Extract provided:
################
« on: November 16, 2010, 06:24:54 AM »
It shall be interesting to see what the sensors will be like in the coming future. Many seems to like the pixel count reduced to increase S/N ratio, much like Nikon's philosophy. However, ideal pixel size is not really easy to state. Large pixels are indeed less noisy on high ISO, but you cannot trust as much on averaging as you can with higher resolution either. I personally believe that high resolution is a valuable feature, ideally I'd like optics and airy disc be the limiting factor on resolution, not image sensor -- assuming there's not too much compromising with noise and dynamic range. With postprocessing algorithms like lens correction, perspective correction, sharpening etc it's great to have a capture at or beyond optics limits so postprocessing is possible without reducing actual resolution.
I'd like to see new techniques with having multiple simultaneous readouts. If electronic shutters could be made better one could get several shutter times at once, great expanding dynamic range, like bracketing but in one shot. With multiple amplifiers one could read out at low ISO and high ISO simultaneously, and mix them to get lower shadow noise in low ISO images (where read noise tends to be higher than corresponding high ISO readout darkened to the same light level as the low ISO readout). With these techniques combined the RAW files would get extremely large though. DSLRs are quite large though, so I think the size should be used to pack in high performance electronics, large memory buffers etc.
################
Given material:
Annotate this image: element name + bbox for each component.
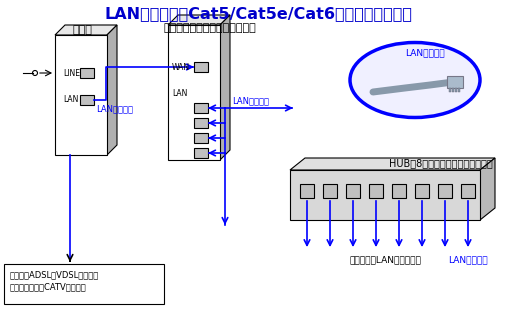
################
Instructions:
(1) In the forum post on camera sensors, switch "electronic shutters" to "sensor-level shutters" in the passage that begins with "I'd like to" and ends with "memory buffers etc.".
(2) According to the forum post on camera sensors, what would happen to RAW files if the multiple-readout techniques were combined?
(3) Continue the forum post on camera sensors from its final sentence.
The material was drawn from a separate source.

Answers per task:
(1)
I'd like to see new techniques with having multiple simultaneous readouts. If sensor-level shutters could be made better one could get several shutter times at once, great expanding dynamic range, like bracketing but in one shot. With multiple amplifiers one could read out at low ISO and high ISO simultaneously, and mix them to get lower shadow noise in low ISO images (where read noise tends to be higher than corresponding high ISO readout darkened to the same light level as the low ISO readout). With these techniques combined the RAW files would get extremely large though. DSLRs are quite large though, so I think the size should be used to pack in high performance electronics, large memory buffers etc.

(2) The RAW files would get extremely large.

(3)
Oversized ram buffer, and option to write to two CF cards simultaneously would be great, to maintain full RAW speed for many seconds. Design the camera so that you are not tempted to use JPEG to get more performance - RAW should be fast enough to be possible to use in all situations. Actually, I think it would be cool with a RAW-only camera too, or at least be able to turn off all JPEG-related features and settings to clean up the user interface.
And yes, radio flash controller should be standard by now. IR/flash triggering feels really really low tech.
It also like to see some new ideas on how to make photo inspection better, something more/smarter than histograms. I'm not sure what, but it feels a bit limited currently, at least for I as an amateur, still it happens that mistakes are not discovered until I look at the photos on a computer screen.
Oh, better remote triggering too. It should be standard to be able to modify ISO, aperture, shutter speed from the remote, in these days of HDR...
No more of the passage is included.